> **WRITTEN PROBLEM**: Extract the whole listing as it stands. Do not include the pictures.

###

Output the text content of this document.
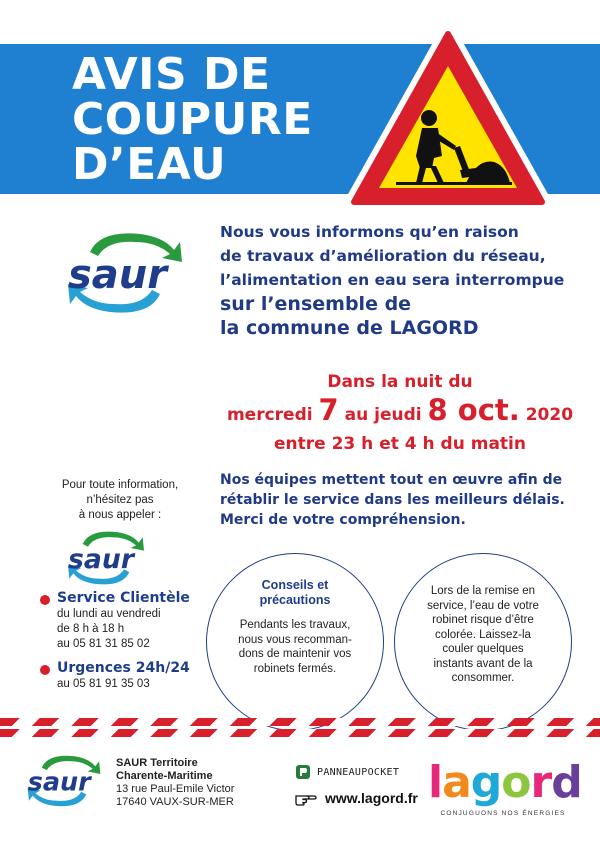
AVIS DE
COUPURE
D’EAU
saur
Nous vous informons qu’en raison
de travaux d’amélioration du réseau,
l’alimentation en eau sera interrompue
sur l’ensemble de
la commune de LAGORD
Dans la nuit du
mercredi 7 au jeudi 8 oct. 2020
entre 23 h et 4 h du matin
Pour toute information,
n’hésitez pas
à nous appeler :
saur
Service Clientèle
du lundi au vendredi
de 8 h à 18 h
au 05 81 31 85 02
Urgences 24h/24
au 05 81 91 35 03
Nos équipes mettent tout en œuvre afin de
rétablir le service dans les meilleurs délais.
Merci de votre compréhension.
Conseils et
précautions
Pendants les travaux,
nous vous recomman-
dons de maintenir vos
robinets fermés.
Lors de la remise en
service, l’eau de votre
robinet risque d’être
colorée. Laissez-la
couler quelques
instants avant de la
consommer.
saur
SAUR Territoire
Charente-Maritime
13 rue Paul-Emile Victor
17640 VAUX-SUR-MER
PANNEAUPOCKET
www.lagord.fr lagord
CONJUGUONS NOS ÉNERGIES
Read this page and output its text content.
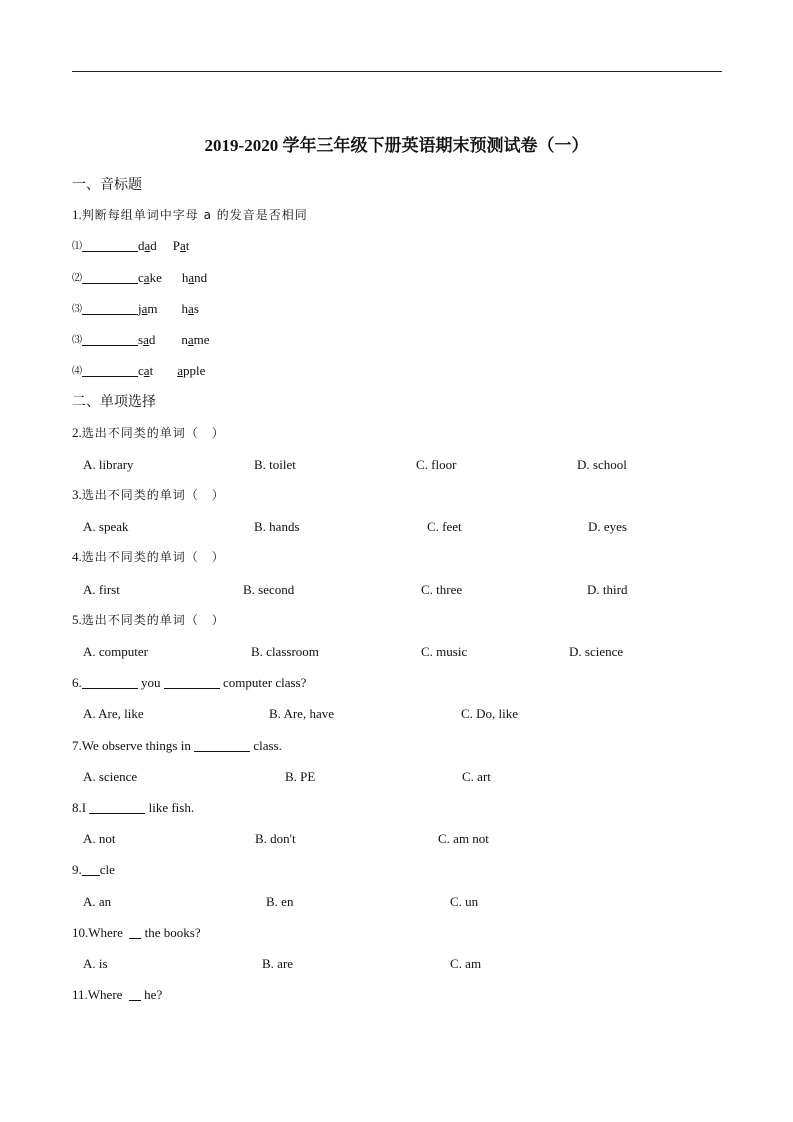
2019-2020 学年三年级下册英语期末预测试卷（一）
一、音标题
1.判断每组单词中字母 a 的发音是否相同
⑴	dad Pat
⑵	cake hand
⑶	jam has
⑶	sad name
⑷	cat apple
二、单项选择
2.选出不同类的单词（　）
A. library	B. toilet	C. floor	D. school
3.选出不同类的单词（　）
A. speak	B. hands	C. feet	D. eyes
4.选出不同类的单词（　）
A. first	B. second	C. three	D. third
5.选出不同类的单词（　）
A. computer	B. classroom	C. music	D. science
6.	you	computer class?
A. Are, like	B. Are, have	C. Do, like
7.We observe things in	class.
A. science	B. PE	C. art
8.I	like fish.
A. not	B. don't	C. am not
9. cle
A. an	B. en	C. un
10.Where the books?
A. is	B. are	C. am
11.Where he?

###

> **TASK SOLUTION**:
Output the text content of this document.
AVIS DE
COUPURE
D’EAU
saur
Nous vous informons qu’en raison
de travaux d’amélioration du réseau,
l’alimentation en eau sera interrompue
sur l’ensemble de
la commune de LAGORD
Dans la nuit du
mercredi 7 au jeudi 8 oct. 2020
entre 23 h et 4 h du matin
Pour toute information,
n’hésitez pas
à nous appeler :
saur
Service Clientèle
du lundi au vendredi
de 8 h à 18 h
au 05 81 31 85 02
Urgences 24h/24
au 05 81 91 35 03
Nos équipes mettent tout en œuvre afin de
rétablir le service dans les meilleurs délais.
Merci de votre compréhension.
Conseils et
précautions
Pendants les travaux,
nous vous recomman-
dons de maintenir vos
robinets fermés.
Lors de la remise en
service, l’eau de votre
robinet risque d’être
colorée. Laissez-la
couler quelques
instants avant de la
consommer.
saur
SAUR Territoire
Charente-Maritime
13 rue Paul-Emile Victor
17640 VAUX-SUR-MER
PANNEAUPOCKET
www.lagord.fr lagord
CONJUGUONS NOS ÉNERGIES
Read this page and output its text content.
2019-2020 学年三年级下册英语期末预测试卷（一）
一、音标题
1.判断每组单词中字母 a 的发音是否相同
⑴	dad Pat
⑵	cake hand
⑶	jam has
⑶	sad name
⑷	cat apple
二、单项选择
2.选出不同类的单词（　）
A. library	B. toilet	C. floor	D. school
3.选出不同类的单词（　）
A. speak	B. hands	C. feet	D. eyes
4.选出不同类的单词（　）
A. first	B. second	C. three	D. third
5.选出不同类的单词（　）
A. computer	B. classroom	C. music	D. science
6.	you	computer class?
A. Are, like	B. Are, have	C. Do, like
7.We observe things in	class.
A. science	B. PE	C. art
8.I	like fish.
A. not	B. don't	C. am not
9. cle
A. an	B. en	C. un
10.Where the books?
A. is	B. are	C. am
11.Where he?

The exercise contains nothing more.